Stated problem: Give back the full listing, character for character, with no pictures.

— Begin —

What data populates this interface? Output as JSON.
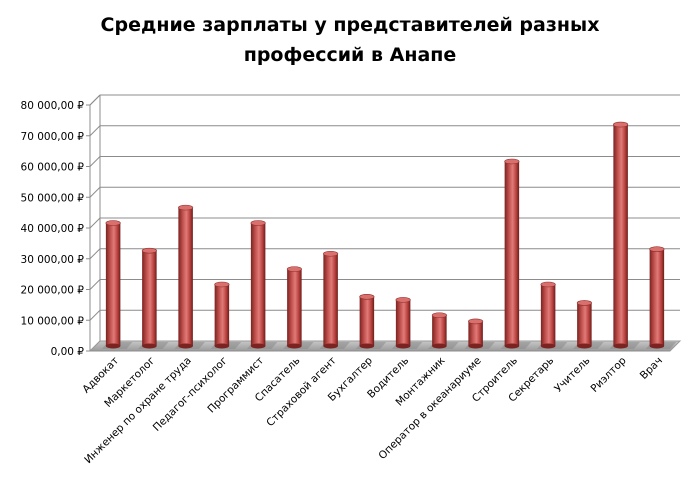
{
  "chart_data": {
    "type": "bar",
    "title": [
      "Средние зарплаты у представителей разных",
      "профессий в Анапе"
    ],
    "categories": [
      "Адвокат",
      "Маркетолог",
      "Инженер по охране труда",
      "Педагог-психолог",
      "Программист",
      "Спасатель",
      "Страховой агент",
      "Бухгалтер",
      "Водитель",
      "Монтажник",
      "Оператор в океанариуме",
      "Строитель",
      "Секретарь",
      "Учитель",
      "Риэлтор",
      "Врач"
    ],
    "values": [
      40000,
      31000,
      45000,
      20000,
      40000,
      25000,
      30000,
      16000,
      15000,
      10000,
      8000,
      60000,
      20000,
      14000,
      72000,
      31500
    ],
    "ylim": [
      0,
      80000
    ],
    "yticks": [
      0,
      10000,
      20000,
      30000,
      40000,
      50000,
      60000,
      70000,
      80000
    ],
    "ytick_labels": [
      "0,00 ₽",
      "10 000,00 ₽",
      "20 000,00 ₽",
      "30 000,00 ₽",
      "40 000,00 ₽",
      "50 000,00 ₽",
      "60 000,00 ₽",
      "70 000,00 ₽",
      "80 000,00 ₽"
    ],
    "grid": true,
    "bar_color": "#C0504D",
    "style": "3d-cylinder"
  }
}
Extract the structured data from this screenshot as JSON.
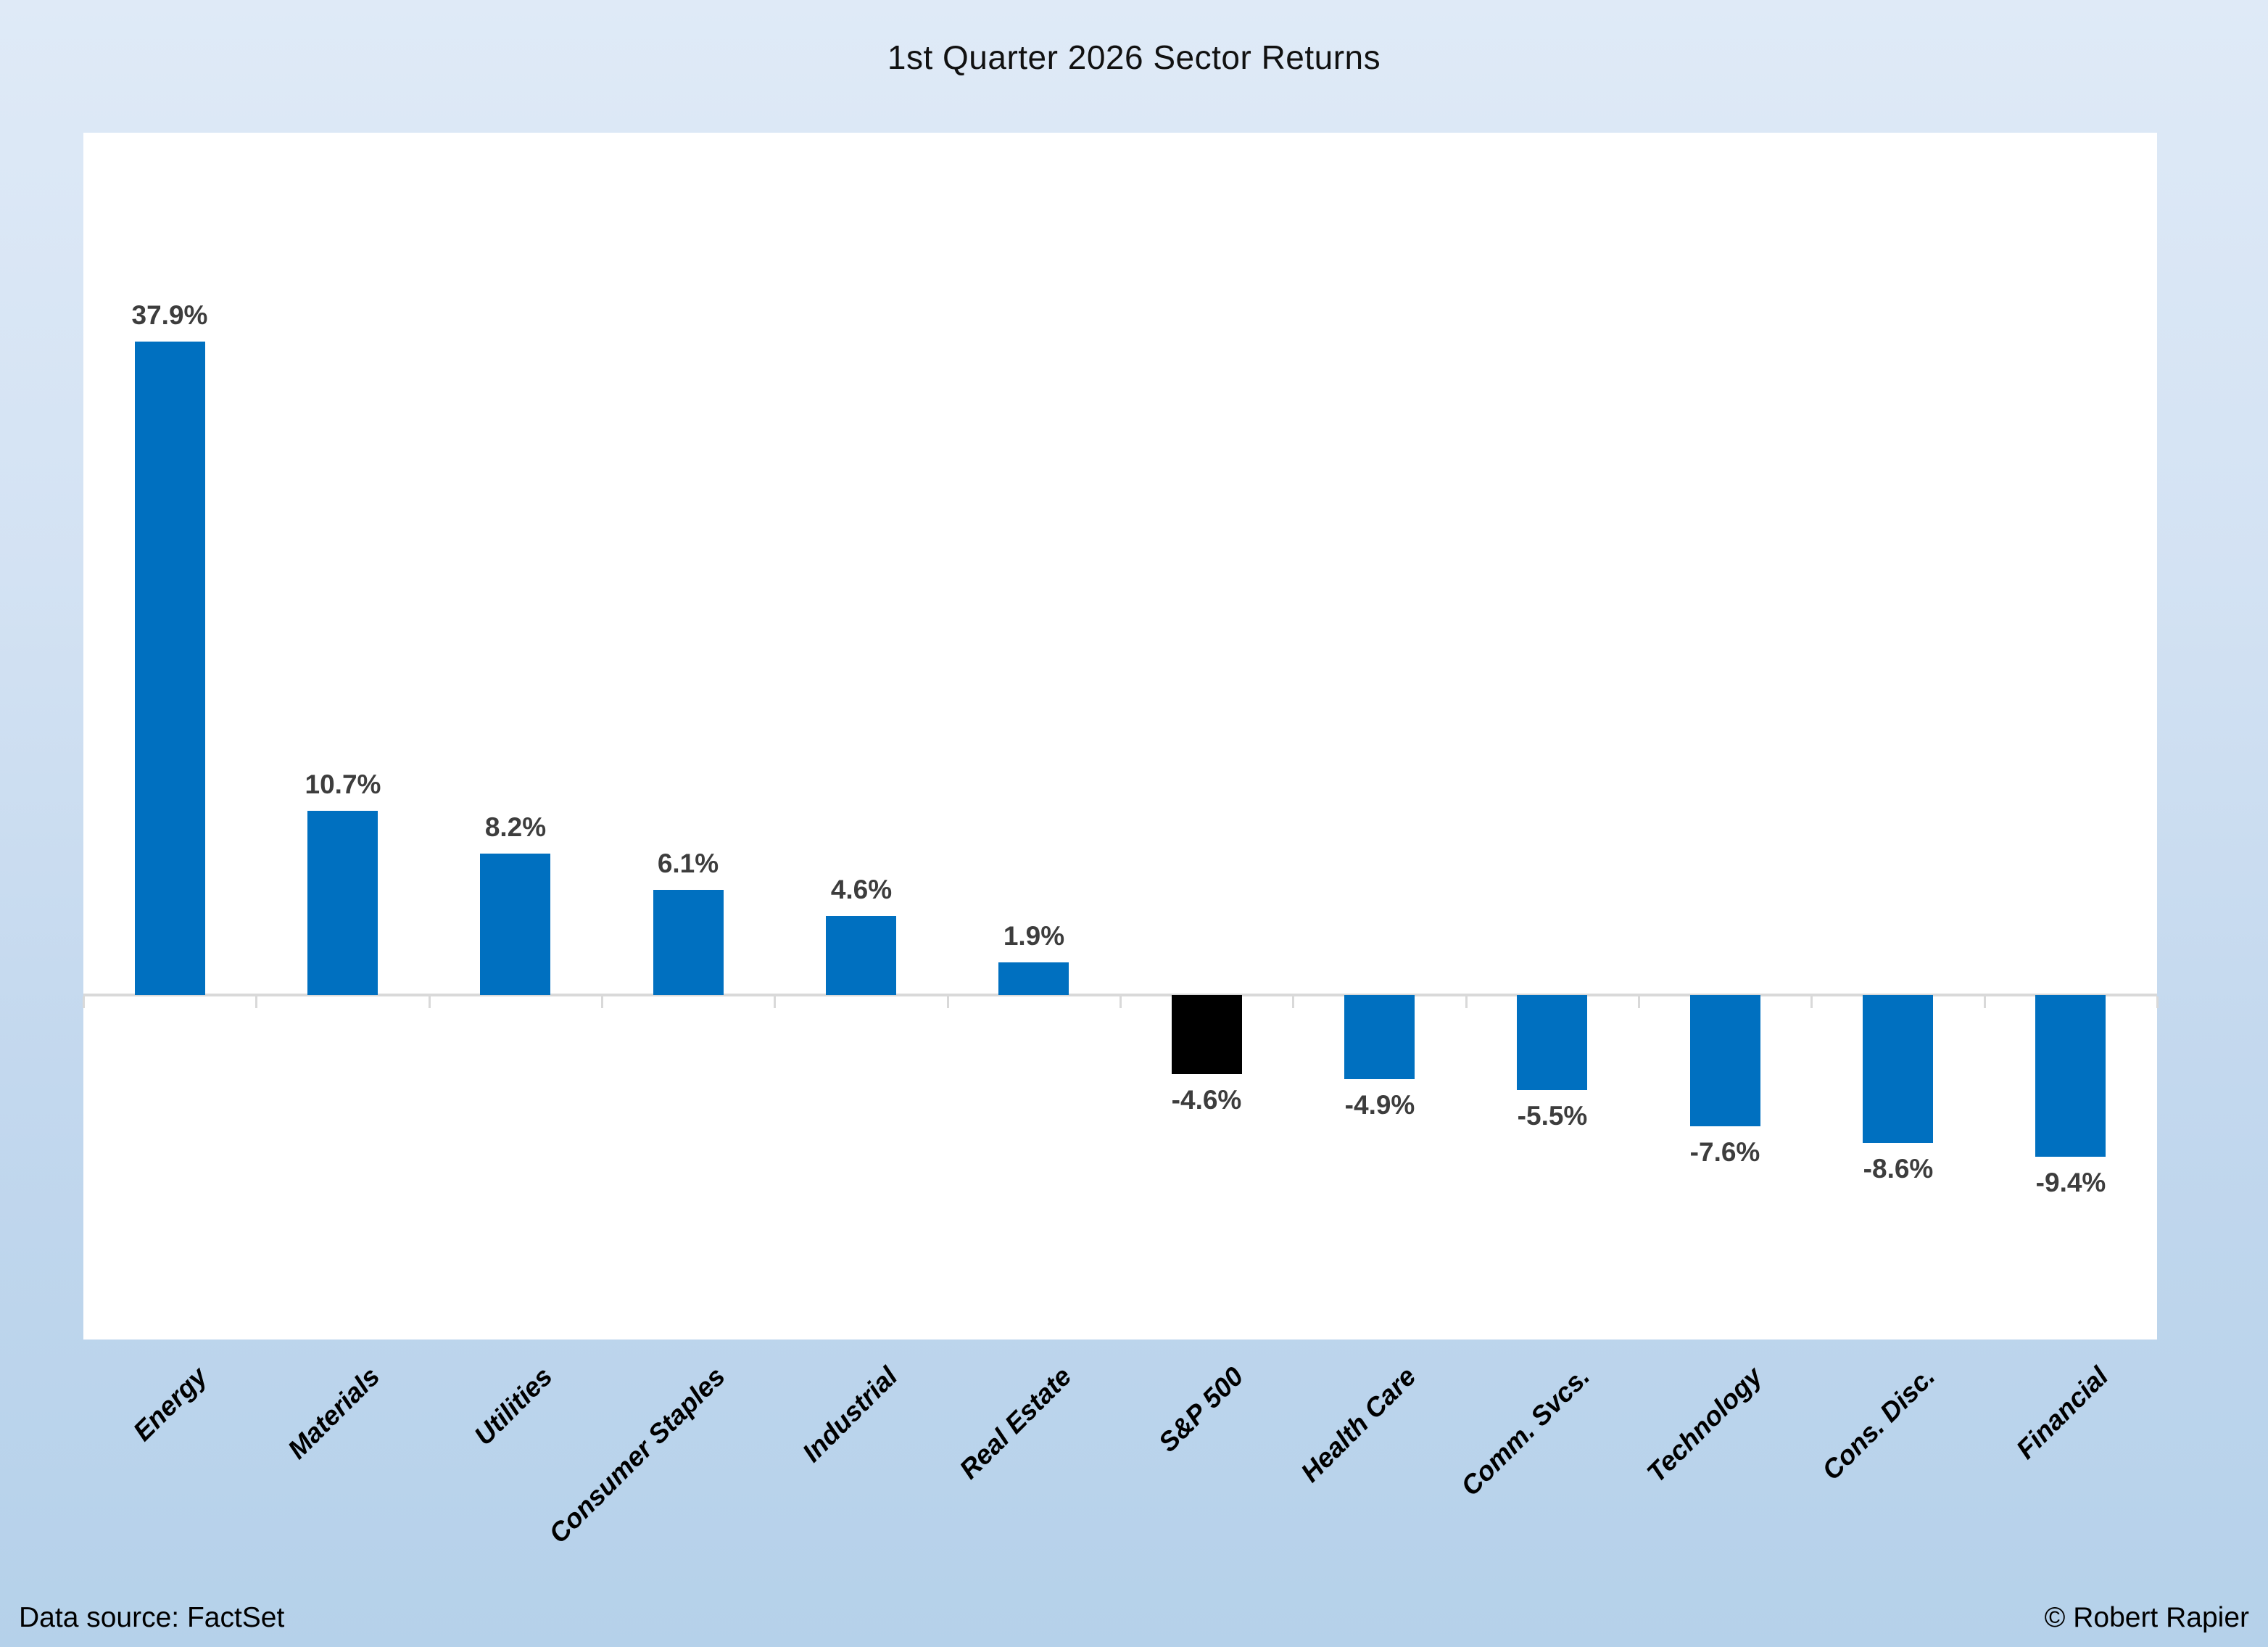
{
  "title": "1st Quarter 2026 Sector Returns",
  "footer": {
    "source": "Data source: FactSet",
    "credit": "© Robert Rapier"
  },
  "colors": {
    "bar": "#0070C0",
    "highlight_bar": "#000000",
    "axis": "#D9D9D9",
    "value_label": "#3D3D3D",
    "category_label": "#000000",
    "background_top": "#DFEAF7",
    "background_bottom": "#B5D1EA",
    "plot_background": "#FFFFFF"
  },
  "chart_data": {
    "type": "bar",
    "title": "1st Quarter 2026 Sector Returns",
    "xlabel": "",
    "ylabel": "",
    "categories": [
      "Energy",
      "Materials",
      "Utilities",
      "Consumer Staples",
      "Industrial",
      "Real Estate",
      "S&P 500",
      "Health Care",
      "Comm. Svcs.",
      "Technology",
      "Cons. Disc.",
      "Financial"
    ],
    "values": [
      37.9,
      10.7,
      8.2,
      6.1,
      4.6,
      1.9,
      -4.6,
      -4.9,
      -5.5,
      -7.6,
      -8.6,
      -9.4
    ],
    "value_labels": [
      "37.9%",
      "10.7%",
      "8.2%",
      "6.1%",
      "4.6%",
      "1.9%",
      "-4.6%",
      "-4.9%",
      "-5.5%",
      "-7.6%",
      "-8.6%",
      "-9.4%"
    ],
    "highlight_category": "S&P 500",
    "ylim": [
      -20,
      50
    ],
    "grid": false,
    "legend": false,
    "data_labels": true,
    "category_label_rotation_deg": -45
  }
}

— End —

Correct response:
What data populates this interface? Output as JSON.
{
  "chart_data": {
    "type": "bar",
    "title": [
      "Средние зарплаты у представителей разных",
      "профессий в Анапе"
    ],
    "categories": [
      "Адвокат",
      "Маркетолог",
      "Инженер по охране труда",
      "Педагог-психолог",
      "Программист",
      "Спасатель",
      "Страховой агент",
      "Бухгалтер",
      "Водитель",
      "Монтажник",
      "Оператор в океанариуме",
      "Строитель",
      "Секретарь",
      "Учитель",
      "Риэлтор",
      "Врач"
    ],
    "values": [
      40000,
      31000,
      45000,
      20000,
      40000,
      25000,
      30000,
      16000,
      15000,
      10000,
      8000,
      60000,
      20000,
      14000,
      72000,
      31500
    ],
    "ylim": [
      0,
      80000
    ],
    "yticks": [
      0,
      10000,
      20000,
      30000,
      40000,
      50000,
      60000,
      70000,
      80000
    ],
    "ytick_labels": [
      "0,00 ₽",
      "10 000,00 ₽",
      "20 000,00 ₽",
      "30 000,00 ₽",
      "40 000,00 ₽",
      "50 000,00 ₽",
      "60 000,00 ₽",
      "70 000,00 ₽",
      "80 000,00 ₽"
    ],
    "grid": true,
    "bar_color": "#C0504D",
    "style": "3d-cylinder"
  }
}
Extract the structured data from this screenshot as JSON.
{
  "title": "1st Quarter 2026 Sector Returns",
  "footer": {
    "source": "Data source: FactSet",
    "credit": "© Robert Rapier"
  },
  "colors": {
    "bar": "#0070C0",
    "highlight_bar": "#000000",
    "axis": "#D9D9D9",
    "value_label": "#3D3D3D",
    "category_label": "#000000",
    "background_top": "#DFEAF7",
    "background_bottom": "#B5D1EA",
    "plot_background": "#FFFFFF"
  },
  "chart_data": {
    "type": "bar",
    "title": "1st Quarter 2026 Sector Returns",
    "xlabel": "",
    "ylabel": "",
    "categories": [
      "Energy",
      "Materials",
      "Utilities",
      "Consumer Staples",
      "Industrial",
      "Real Estate",
      "S&P 500",
      "Health Care",
      "Comm. Svcs.",
      "Technology",
      "Cons. Disc.",
      "Financial"
    ],
    "values": [
      37.9,
      10.7,
      8.2,
      6.1,
      4.6,
      1.9,
      -4.6,
      -4.9,
      -5.5,
      -7.6,
      -8.6,
      -9.4
    ],
    "value_labels": [
      "37.9%",
      "10.7%",
      "8.2%",
      "6.1%",
      "4.6%",
      "1.9%",
      "-4.6%",
      "-4.9%",
      "-5.5%",
      "-7.6%",
      "-8.6%",
      "-9.4%"
    ],
    "highlight_category": "S&P 500",
    "ylim": [
      -20,
      50
    ],
    "grid": false,
    "legend": false,
    "data_labels": true,
    "category_label_rotation_deg": -45
  }
}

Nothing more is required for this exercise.